Written problem: Make an exact copy of the entries below.
↓
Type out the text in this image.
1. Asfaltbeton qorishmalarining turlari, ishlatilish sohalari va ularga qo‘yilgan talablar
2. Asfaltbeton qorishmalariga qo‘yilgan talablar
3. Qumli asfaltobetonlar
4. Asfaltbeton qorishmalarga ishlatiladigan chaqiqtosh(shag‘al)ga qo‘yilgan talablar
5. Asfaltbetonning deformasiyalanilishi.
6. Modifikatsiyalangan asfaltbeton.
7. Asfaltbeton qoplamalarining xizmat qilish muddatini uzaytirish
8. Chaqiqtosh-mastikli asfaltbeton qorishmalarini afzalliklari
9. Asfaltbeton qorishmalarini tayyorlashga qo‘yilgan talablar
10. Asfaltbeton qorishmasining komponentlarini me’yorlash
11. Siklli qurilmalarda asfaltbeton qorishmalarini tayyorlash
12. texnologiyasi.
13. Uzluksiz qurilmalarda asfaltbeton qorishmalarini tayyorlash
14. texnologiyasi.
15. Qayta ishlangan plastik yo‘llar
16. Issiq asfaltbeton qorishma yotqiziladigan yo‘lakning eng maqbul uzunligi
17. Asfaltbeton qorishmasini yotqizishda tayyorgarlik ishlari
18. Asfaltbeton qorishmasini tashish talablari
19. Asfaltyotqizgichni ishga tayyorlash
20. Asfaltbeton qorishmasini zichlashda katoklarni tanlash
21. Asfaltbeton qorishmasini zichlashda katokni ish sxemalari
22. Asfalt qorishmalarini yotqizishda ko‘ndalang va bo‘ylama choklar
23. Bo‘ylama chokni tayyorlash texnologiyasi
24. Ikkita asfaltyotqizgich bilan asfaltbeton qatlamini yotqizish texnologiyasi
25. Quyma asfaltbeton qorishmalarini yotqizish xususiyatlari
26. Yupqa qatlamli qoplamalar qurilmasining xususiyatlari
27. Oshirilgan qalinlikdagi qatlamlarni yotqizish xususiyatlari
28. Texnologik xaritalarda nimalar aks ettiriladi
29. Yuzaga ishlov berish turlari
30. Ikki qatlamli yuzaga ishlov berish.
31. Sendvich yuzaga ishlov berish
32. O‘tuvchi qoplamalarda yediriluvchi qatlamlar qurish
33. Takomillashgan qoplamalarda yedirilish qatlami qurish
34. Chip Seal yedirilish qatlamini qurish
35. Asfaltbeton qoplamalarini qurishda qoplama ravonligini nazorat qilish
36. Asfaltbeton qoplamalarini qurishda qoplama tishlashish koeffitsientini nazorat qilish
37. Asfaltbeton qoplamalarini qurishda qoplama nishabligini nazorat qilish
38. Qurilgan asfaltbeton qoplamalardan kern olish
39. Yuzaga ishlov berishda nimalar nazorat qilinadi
↑
Output for this exercise:
Type out the text in this image.
1. Asfaltbeton qorishmalarining turlari, ishlatilish sohalari va ularga qo‘yilgan talablar
2. Asfaltbeton qorishmalariga qo‘yilgan talablar
3. Qumli asfaltobetonlar
4. Asfaltbeton qorishmalarga ishlatiladigan chaqiqtosh(shag‘al)ga qo‘yilgan talablar
5. Asfaltbetonning deformasiyalanilishi.
6. Modifikatsiyalangan asfaltbeton.
7. Asfaltbeton qoplamalarining xizmat qilish muddatini uzaytirish
8. Chaqiqtosh-mastikli asfaltbeton qorishmalarini afzalliklari
9. Asfaltbeton qorishmalarini tayyorlashga qo‘yilgan talablar
10. Asfaltbeton qorishmasining komponentlarini me’yorlash
11. Siklli qurilmalarda asfaltbeton qorishmalarini tayyorlash
12. texnologiyasi.
13. Uzluksiz qurilmalarda asfaltbeton qorishmalarini tayyorlash
14. texnologiyasi.
15. Qayta ishlangan plastik yo‘llar
16. Issiq asfaltbeton qorishma yotqiziladigan yo‘lakning eng maqbul uzunligi
17. Asfaltbeton qorishmasini yotqizishda tayyorgarlik ishlari
18. Asfaltbeton qorishmasini tashish talablari
19. Asfaltyotqizgichni ishga tayyorlash
20. Asfaltbeton qorishmasini zichlashda katoklarni tanlash
21. Asfaltbeton qorishmasini zichlashda katokni ish sxemalari
22. Asfalt qorishmalarini yotqizishda ko‘ndalang va bo‘ylama choklar
23. Bo‘ylama chokni tayyorlash texnologiyasi
24. Ikkita asfaltyotqizgich bilan asfaltbeton qatlamini yotqizish texnologiyasi
25. Quyma asfaltbeton qorishmalarini yotqizish xususiyatlari
26. Yupqa qatlamli qoplamalar qurilmasining xususiyatlari
27. Oshirilgan qalinlikdagi qatlamlarni yotqizish xususiyatlari
28. Texnologik xaritalarda nimalar aks ettiriladi
29. Yuzaga ishlov berish turlari
30. Ikki qatlamli yuzaga ishlov berish.
31. Sendvich yuzaga ishlov berish
32. O‘tuvchi qoplamalarda yediriluvchi qatlamlar qurish
33. Takomillashgan qoplamalarda yedirilish qatlami qurish
34. Chip Seal yedirilish qatlamini qurish
35. Asfaltbeton qoplamalarini qurishda qoplama ravonligini nazorat qilish
36. Asfaltbeton qoplamalarini qurishda qoplama tishlashish koeffitsientini nazorat qilish
37. Asfaltbeton qoplamalarini qurishda qoplama nishabligini nazorat qilish
38. Qurilgan asfaltbeton qoplamalardan kern olish
39. Yuzaga ishlov berishda nimalar nazorat qilinadi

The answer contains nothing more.